Quote the records below in full, exactly as given, with the images taken out.
— start of ITEMS —
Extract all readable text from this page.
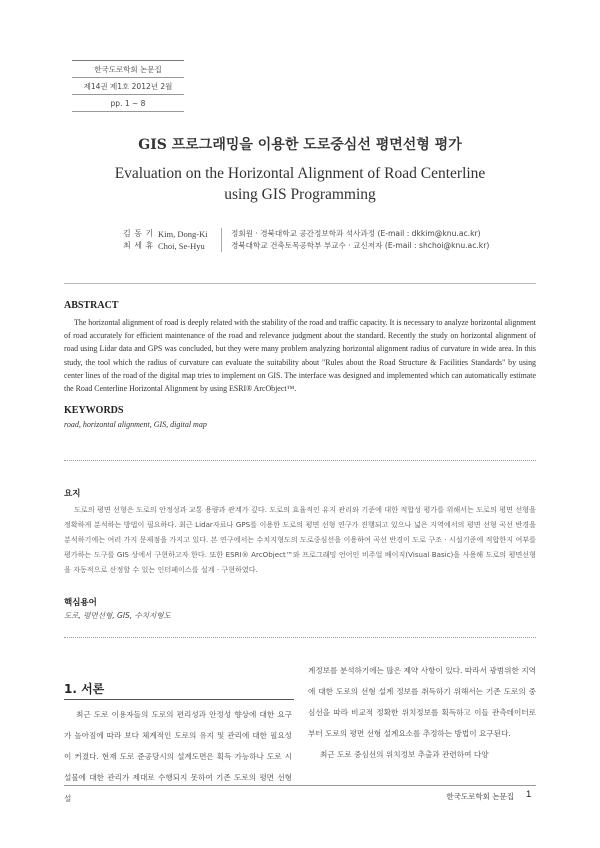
한국도로학회 논문집
제14권 제1호 2012년 2월
pp. 1 ~ 8
GIS 프로그래밍을 이용한 도로중심선 평면선형 평가
Evaluation on the Horizontal Alignment of Road Centerline
using GIS Programming
김 동 기
최 세 휴
Kim, Dong-Ki
Choi, Se-Hyu
정회원 · 경북대학교 공간정보학과 석사과정 (E-mail : dkkim@knu.ac.kr)
경북대학교 건축토목공학부 부교수 · 교신저자 (E-mail : shchoi@knu.ac.kr)
ABSTRACT

The horizontal alignment of road is deeply related with the stability of the road and traffic capacity. It is necessary to analyze horizontal alignment of road accurately for efficient maintenance of the road and relevance judgment about the standard. Recently the study on horizontal alignment of road using Lidar data and GPS was concluded, but they were many problem analyzing horizontal alignment radius of curvature in wide area. In this study, the tool which the radius of curvature can evaluate the suitability about "Rules about the Road Structure & Facilities Standards" by using center lines of the road of the digital map tries to implement on GIS. The interface was designed and implemented which can automatically estimate the Road Centerline Horizontal Alignment by using ESRI® ArcObject™.

KEYWORDS
road, horizontal alignment, GIS, digital map
요지

도로의 평면 선형은 도로의 안정성과 교통 용량과 관계가 깊다. 도로의 효율적인 유지 관리와 기준에 대한 적합성 평가를 위해서는 도로의 평면 선형을 정확하게 분석하는 방법이 필요하다. 최근 Lidar자료나 GPS를 이용한 도로의 평면 선형 연구가 진행되고 있으나 넓은 지역에서의 평면 선형 곡선 반경을 분석하기에는 여러 가지 문제점을 가지고 있다. 본 연구에서는 수치지형도의 도로중심선을 이용하여 곡선 반경이 도로 구조 · 시설기준에 적합한지 여부를 평가하는 도구를 GIS 상에서 구현하고자 한다. 또한 ESRI® ArcObject™와 프로그래밍 언어인 비주얼 베이직(Visual Basic)을 사용해 도로의 평면선형을 자동적으로 산정할 수 있는 인터페이스를 설계 · 구현하였다.

핵심용어
도로, 평면선형, GIS, 수치지형도
1. 서론

최근 도로 이용자들의 도로의 편리성과 안정성 향상에 대한 요구가 높아짐에 따라 보다 체계적인 도로의 유지 및 관리에 대한 필요성이 커졌다. 현재 도로 준공당시의 설계도면은 획득 가능하나 도로 시설물에 대한 관리가 제대로 수행되지 못하여 기존 도로의 평면 선형 설

계정보를 분석하기에는 많은 제약 사항이 있다. 따라서 광범위한 지역에 대한 도로의 선형 설계 정보를 취득하기 위해서는 기존 도로의 중심선을 따라 비교적 정확한 위치정보를 획득하고 이들 관측데이터로부터 도로의 평면 선형 설계요소를 추정하는 방법이 요구된다.

최근 도로 중심선의 위치정보 추출과 관련하여 다양

한국도로학회 논문집 1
— end of ITEMS —
## EXPECTED ANSWER
Extract all readable text from this page.
한국도로학회 논문집
제14권 제1호 2012년 2월
pp. 1 ~ 8
GIS 프로그래밍을 이용한 도로중심선 평면선형 평가
Evaluation on the Horizontal Alignment of Road Centerline
using GIS Programming
김 동 기
최 세 휴
Kim, Dong-Ki
Choi, Se-Hyu
정회원 · 경북대학교 공간정보학과 석사과정 (E-mail : dkkim@knu.ac.kr)
경북대학교 건축토목공학부 부교수 · 교신저자 (E-mail : shchoi@knu.ac.kr)
ABSTRACT

The horizontal alignment of road is deeply related with the stability of the road and traffic capacity. It is necessary to analyze horizontal alignment of road accurately for efficient maintenance of the road and relevance judgment about the standard. Recently the study on horizontal alignment of road using Lidar data and GPS was concluded, but they were many problem analyzing horizontal alignment radius of curvature in wide area. In this study, the tool which the radius of curvature can evaluate the suitability about "Rules about the Road Structure & Facilities Standards" by using center lines of the road of the digital map tries to implement on GIS. The interface was designed and implemented which can automatically estimate the Road Centerline Horizontal Alignment by using ESRI® ArcObject™.

KEYWORDS
road, horizontal alignment, GIS, digital map
요지

도로의 평면 선형은 도로의 안정성과 교통 용량과 관계가 깊다. 도로의 효율적인 유지 관리와 기준에 대한 적합성 평가를 위해서는 도로의 평면 선형을 정확하게 분석하는 방법이 필요하다. 최근 Lidar자료나 GPS를 이용한 도로의 평면 선형 연구가 진행되고 있으나 넓은 지역에서의 평면 선형 곡선 반경을 분석하기에는 여러 가지 문제점을 가지고 있다. 본 연구에서는 수치지형도의 도로중심선을 이용하여 곡선 반경이 도로 구조 · 시설기준에 적합한지 여부를 평가하는 도구를 GIS 상에서 구현하고자 한다. 또한 ESRI® ArcObject™와 프로그래밍 언어인 비주얼 베이직(Visual Basic)을 사용해 도로의 평면선형을 자동적으로 산정할 수 있는 인터페이스를 설계 · 구현하였다.

핵심용어
도로, 평면선형, GIS, 수치지형도
1. 서론

최근 도로 이용자들의 도로의 편리성과 안정성 향상에 대한 요구가 높아짐에 따라 보다 체계적인 도로의 유지 및 관리에 대한 필요성이 커졌다. 현재 도로 준공당시의 설계도면은 획득 가능하나 도로 시설물에 대한 관리가 제대로 수행되지 못하여 기존 도로의 평면 선형 설

계정보를 분석하기에는 많은 제약 사항이 있다. 따라서 광범위한 지역에 대한 도로의 선형 설계 정보를 취득하기 위해서는 기존 도로의 중심선을 따라 비교적 정확한 위치정보를 획득하고 이들 관측데이터로부터 도로의 평면 선형 설계요소를 추정하는 방법이 요구된다.

최근 도로 중심선의 위치정보 추출과 관련하여 다양

한국도로학회 논문집 1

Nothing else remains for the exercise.